### Goal
Can you write out the whole listing exactly?

[Dataset items]

BEGIN

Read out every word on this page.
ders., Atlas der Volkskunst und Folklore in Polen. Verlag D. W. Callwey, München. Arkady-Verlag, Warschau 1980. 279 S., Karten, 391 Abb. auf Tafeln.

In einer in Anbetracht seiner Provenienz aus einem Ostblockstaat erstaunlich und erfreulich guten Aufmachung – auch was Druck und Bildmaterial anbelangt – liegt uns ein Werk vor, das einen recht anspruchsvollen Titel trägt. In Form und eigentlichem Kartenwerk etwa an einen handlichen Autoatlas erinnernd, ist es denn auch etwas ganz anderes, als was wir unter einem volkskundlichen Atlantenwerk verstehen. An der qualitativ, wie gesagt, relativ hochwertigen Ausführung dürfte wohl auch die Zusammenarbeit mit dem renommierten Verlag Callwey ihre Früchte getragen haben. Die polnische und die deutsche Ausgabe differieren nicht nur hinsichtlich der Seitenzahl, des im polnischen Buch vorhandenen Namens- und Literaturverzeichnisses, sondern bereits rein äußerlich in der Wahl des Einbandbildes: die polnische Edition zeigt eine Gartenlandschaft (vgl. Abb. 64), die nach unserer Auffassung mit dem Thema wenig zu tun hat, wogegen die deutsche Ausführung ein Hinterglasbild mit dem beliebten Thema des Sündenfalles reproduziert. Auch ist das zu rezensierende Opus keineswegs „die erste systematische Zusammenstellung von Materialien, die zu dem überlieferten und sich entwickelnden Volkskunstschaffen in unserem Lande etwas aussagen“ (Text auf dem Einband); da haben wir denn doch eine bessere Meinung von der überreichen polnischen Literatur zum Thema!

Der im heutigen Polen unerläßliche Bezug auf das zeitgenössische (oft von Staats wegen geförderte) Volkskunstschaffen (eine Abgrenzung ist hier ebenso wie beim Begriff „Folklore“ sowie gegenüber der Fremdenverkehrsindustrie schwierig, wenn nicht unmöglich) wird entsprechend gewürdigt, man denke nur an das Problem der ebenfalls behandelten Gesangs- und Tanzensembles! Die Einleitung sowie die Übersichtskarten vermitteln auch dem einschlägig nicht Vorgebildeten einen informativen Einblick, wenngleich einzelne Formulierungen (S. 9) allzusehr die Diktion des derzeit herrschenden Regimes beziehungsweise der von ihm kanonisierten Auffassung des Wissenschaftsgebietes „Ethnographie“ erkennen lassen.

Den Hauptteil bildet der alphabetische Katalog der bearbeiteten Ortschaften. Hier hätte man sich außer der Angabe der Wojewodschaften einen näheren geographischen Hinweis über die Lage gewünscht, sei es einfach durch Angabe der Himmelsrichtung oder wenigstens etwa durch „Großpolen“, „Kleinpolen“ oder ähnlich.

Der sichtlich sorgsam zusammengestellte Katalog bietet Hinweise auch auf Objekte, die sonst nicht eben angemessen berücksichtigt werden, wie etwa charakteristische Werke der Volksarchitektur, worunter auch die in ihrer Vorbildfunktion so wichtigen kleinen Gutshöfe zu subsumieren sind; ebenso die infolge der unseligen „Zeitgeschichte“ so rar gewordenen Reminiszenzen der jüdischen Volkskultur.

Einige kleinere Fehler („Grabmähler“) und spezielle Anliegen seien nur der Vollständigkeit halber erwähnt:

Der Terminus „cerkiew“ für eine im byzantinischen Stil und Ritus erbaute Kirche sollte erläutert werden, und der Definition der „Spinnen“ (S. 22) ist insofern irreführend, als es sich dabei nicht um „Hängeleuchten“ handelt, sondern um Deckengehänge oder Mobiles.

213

END

### Full answer
Read out every word on this page.
ders., Atlas der Volkskunst und Folklore in Polen. Verlag D. W. Callwey, München. Arkady-Verlag, Warschau 1980. 279 S., Karten, 391 Abb. auf Tafeln.

In einer in Anbetracht seiner Provenienz aus einem Ostblockstaat erstaunlich und erfreulich guten Aufmachung – auch was Druck und Bildmaterial anbelangt – liegt uns ein Werk vor, das einen recht anspruchsvollen Titel trägt. In Form und eigentlichem Kartenwerk etwa an einen handlichen Autoatlas erinnernd, ist es denn auch etwas ganz anderes, als was wir unter einem volkskundlichen Atlantenwerk verstehen. An der qualitativ, wie gesagt, relativ hochwertigen Ausführung dürfte wohl auch die Zusammenarbeit mit dem renommierten Verlag Callwey ihre Früchte getragen haben. Die polnische und die deutsche Ausgabe differieren nicht nur hinsichtlich der Seitenzahl, des im polnischen Buch vorhandenen Namens- und Literaturverzeichnisses, sondern bereits rein äußerlich in der Wahl des Einbandbildes: die polnische Edition zeigt eine Gartenlandschaft (vgl. Abb. 64), die nach unserer Auffassung mit dem Thema wenig zu tun hat, wogegen die deutsche Ausführung ein Hinterglasbild mit dem beliebten Thema des Sündenfalles reproduziert. Auch ist das zu rezensierende Opus keineswegs „die erste systematische Zusammenstellung von Materialien, die zu dem überlieferten und sich entwickelnden Volkskunstschaffen in unserem Lande etwas aussagen“ (Text auf dem Einband); da haben wir denn doch eine bessere Meinung von der überreichen polnischen Literatur zum Thema!

Der im heutigen Polen unerläßliche Bezug auf das zeitgenössische (oft von Staats wegen geförderte) Volkskunstschaffen (eine Abgrenzung ist hier ebenso wie beim Begriff „Folklore“ sowie gegenüber der Fremdenverkehrsindustrie schwierig, wenn nicht unmöglich) wird entsprechend gewürdigt, man denke nur an das Problem der ebenfalls behandelten Gesangs- und Tanzensembles! Die Einleitung sowie die Übersichtskarten vermitteln auch dem einschlägig nicht Vorgebildeten einen informativen Einblick, wenngleich einzelne Formulierungen (S. 9) allzusehr die Diktion des derzeit herrschenden Regimes beziehungsweise der von ihm kanonisierten Auffassung des Wissenschaftsgebietes „Ethnographie“ erkennen lassen.

Den Hauptteil bildet der alphabetische Katalog der bearbeiteten Ortschaften. Hier hätte man sich außer der Angabe der Wojewodschaften einen näheren geographischen Hinweis über die Lage gewünscht, sei es einfach durch Angabe der Himmelsrichtung oder wenigstens etwa durch „Großpolen“, „Kleinpolen“ oder ähnlich.

Der sichtlich sorgsam zusammengestellte Katalog bietet Hinweise auch auf Objekte, die sonst nicht eben angemessen berücksichtigt werden, wie etwa charakteristische Werke der Volksarchitektur, worunter auch die in ihrer Vorbildfunktion so wichtigen kleinen Gutshöfe zu subsumieren sind; ebenso die infolge der unseligen „Zeitgeschichte“ so rar gewordenen Reminiszenzen der jüdischen Volkskultur.

Einige kleinere Fehler („Grabmähler“) und spezielle Anliegen seien nur der Vollständigkeit halber erwähnt:

Der Terminus „cerkiew“ für eine im byzantinischen Stil und Ritus erbaute Kirche sollte erläutert werden, und der Definition der „Spinnen“ (S. 22) ist insofern irreführend, als es sich dabei nicht um „Hängeleuchten“ handelt, sondern um Deckengehänge oder Mobiles.

213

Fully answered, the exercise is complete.